> **Task brief**
Tally every line of the material that includes "total", then give the tally and nothing else.
--- begin Data extract ---
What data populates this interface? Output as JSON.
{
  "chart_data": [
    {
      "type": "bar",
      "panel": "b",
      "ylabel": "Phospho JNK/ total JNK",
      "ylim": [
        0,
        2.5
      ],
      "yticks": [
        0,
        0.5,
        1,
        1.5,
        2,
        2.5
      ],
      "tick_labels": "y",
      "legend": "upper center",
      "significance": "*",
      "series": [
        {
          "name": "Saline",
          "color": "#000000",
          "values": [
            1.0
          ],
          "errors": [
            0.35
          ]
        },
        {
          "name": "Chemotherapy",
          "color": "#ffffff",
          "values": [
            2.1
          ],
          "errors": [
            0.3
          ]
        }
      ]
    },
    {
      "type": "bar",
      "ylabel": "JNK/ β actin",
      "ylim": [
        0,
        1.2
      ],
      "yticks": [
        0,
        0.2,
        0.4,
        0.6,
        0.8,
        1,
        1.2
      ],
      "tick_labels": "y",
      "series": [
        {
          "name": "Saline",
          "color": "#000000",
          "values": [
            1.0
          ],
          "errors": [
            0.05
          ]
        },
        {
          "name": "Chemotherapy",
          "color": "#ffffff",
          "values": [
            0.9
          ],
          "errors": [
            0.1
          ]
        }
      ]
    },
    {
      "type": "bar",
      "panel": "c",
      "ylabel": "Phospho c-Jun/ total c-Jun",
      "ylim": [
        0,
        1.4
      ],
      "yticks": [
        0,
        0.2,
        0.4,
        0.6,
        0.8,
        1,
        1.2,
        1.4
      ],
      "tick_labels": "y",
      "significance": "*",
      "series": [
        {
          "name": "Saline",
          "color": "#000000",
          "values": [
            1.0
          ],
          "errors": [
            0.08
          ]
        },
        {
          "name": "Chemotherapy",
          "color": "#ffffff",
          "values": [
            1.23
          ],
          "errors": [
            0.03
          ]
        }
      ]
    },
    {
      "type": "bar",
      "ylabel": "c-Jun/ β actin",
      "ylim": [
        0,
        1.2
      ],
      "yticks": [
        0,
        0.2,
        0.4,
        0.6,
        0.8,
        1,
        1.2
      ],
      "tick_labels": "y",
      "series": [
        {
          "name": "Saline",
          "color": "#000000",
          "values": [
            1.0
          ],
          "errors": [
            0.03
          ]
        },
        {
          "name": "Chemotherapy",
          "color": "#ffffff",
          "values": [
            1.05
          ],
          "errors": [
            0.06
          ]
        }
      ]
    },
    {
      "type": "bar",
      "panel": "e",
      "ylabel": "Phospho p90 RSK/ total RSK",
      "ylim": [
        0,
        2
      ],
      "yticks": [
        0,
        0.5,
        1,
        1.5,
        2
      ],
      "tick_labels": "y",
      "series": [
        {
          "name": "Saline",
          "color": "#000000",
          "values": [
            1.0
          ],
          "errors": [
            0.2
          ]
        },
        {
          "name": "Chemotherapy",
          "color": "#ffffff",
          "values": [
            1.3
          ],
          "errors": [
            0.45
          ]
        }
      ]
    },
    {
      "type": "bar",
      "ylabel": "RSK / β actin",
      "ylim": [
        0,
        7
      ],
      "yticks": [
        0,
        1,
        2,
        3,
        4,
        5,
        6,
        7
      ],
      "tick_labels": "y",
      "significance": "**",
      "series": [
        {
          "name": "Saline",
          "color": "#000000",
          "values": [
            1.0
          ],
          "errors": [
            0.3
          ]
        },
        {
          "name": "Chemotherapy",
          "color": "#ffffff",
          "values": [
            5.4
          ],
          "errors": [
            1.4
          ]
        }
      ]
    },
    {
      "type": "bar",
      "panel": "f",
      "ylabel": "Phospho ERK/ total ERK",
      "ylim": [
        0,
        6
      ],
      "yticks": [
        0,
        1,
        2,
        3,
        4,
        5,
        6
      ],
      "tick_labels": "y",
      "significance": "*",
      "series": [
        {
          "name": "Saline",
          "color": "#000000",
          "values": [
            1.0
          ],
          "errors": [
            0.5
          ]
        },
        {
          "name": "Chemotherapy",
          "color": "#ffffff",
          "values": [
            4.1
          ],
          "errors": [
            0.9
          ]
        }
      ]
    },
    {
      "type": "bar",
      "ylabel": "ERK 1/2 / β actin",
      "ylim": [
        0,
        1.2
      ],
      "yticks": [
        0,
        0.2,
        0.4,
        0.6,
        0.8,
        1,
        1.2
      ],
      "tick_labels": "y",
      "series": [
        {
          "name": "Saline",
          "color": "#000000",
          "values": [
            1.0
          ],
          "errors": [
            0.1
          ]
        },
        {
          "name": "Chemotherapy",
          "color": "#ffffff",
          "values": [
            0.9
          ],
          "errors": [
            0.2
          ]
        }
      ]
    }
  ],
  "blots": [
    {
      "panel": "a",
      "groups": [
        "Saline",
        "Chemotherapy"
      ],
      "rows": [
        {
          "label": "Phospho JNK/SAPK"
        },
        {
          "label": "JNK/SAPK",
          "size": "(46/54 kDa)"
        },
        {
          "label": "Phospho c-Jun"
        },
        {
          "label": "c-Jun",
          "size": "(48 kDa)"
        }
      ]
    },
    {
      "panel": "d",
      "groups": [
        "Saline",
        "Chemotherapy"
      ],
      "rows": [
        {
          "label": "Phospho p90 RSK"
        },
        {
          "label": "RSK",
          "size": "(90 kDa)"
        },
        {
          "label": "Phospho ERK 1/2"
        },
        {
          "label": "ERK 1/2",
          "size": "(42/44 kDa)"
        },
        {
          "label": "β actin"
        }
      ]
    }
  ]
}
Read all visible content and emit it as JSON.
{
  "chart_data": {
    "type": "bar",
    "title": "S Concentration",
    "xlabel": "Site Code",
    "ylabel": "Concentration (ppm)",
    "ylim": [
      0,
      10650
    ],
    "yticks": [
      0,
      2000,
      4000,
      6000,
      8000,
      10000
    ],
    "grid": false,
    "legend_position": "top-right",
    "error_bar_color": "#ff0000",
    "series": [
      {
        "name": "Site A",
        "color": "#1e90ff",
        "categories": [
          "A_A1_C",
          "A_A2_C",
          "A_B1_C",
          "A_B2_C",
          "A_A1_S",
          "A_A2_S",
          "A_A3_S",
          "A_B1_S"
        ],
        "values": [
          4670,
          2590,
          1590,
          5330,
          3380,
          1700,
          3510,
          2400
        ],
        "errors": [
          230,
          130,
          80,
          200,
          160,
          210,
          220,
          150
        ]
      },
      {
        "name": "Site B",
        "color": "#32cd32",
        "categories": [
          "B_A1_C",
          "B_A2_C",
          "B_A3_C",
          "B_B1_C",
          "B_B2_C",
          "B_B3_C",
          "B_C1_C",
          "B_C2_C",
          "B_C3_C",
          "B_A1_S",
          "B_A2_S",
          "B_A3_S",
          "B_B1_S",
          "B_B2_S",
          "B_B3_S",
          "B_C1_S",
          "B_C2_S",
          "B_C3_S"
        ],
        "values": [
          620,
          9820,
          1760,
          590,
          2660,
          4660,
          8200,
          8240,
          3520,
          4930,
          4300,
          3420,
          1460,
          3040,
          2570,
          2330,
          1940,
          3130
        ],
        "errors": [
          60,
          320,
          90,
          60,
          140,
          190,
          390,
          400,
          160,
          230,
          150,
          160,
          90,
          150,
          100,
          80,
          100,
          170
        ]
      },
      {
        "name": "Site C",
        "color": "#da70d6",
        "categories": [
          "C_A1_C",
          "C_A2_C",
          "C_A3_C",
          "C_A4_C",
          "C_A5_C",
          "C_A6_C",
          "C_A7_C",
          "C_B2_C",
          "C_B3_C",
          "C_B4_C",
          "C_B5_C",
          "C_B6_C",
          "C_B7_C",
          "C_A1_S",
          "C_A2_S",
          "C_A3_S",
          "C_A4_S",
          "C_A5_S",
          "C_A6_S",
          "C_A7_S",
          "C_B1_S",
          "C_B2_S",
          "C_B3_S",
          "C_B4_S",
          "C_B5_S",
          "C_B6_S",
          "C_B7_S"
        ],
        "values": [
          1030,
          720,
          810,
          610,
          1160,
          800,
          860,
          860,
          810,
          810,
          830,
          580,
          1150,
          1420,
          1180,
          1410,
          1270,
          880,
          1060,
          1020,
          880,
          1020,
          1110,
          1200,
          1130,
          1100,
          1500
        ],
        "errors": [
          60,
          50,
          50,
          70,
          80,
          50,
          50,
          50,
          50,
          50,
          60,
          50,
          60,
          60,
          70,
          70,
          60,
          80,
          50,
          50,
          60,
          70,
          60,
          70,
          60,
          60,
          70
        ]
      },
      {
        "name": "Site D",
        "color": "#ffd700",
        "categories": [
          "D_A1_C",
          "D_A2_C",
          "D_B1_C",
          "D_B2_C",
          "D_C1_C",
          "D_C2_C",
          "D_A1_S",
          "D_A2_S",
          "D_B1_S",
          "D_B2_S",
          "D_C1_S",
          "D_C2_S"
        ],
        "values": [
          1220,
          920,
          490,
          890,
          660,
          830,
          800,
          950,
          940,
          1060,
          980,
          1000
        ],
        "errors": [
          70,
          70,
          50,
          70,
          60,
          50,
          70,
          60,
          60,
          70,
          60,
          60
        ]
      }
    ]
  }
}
--- end Data extract ---
> **Full solution**
4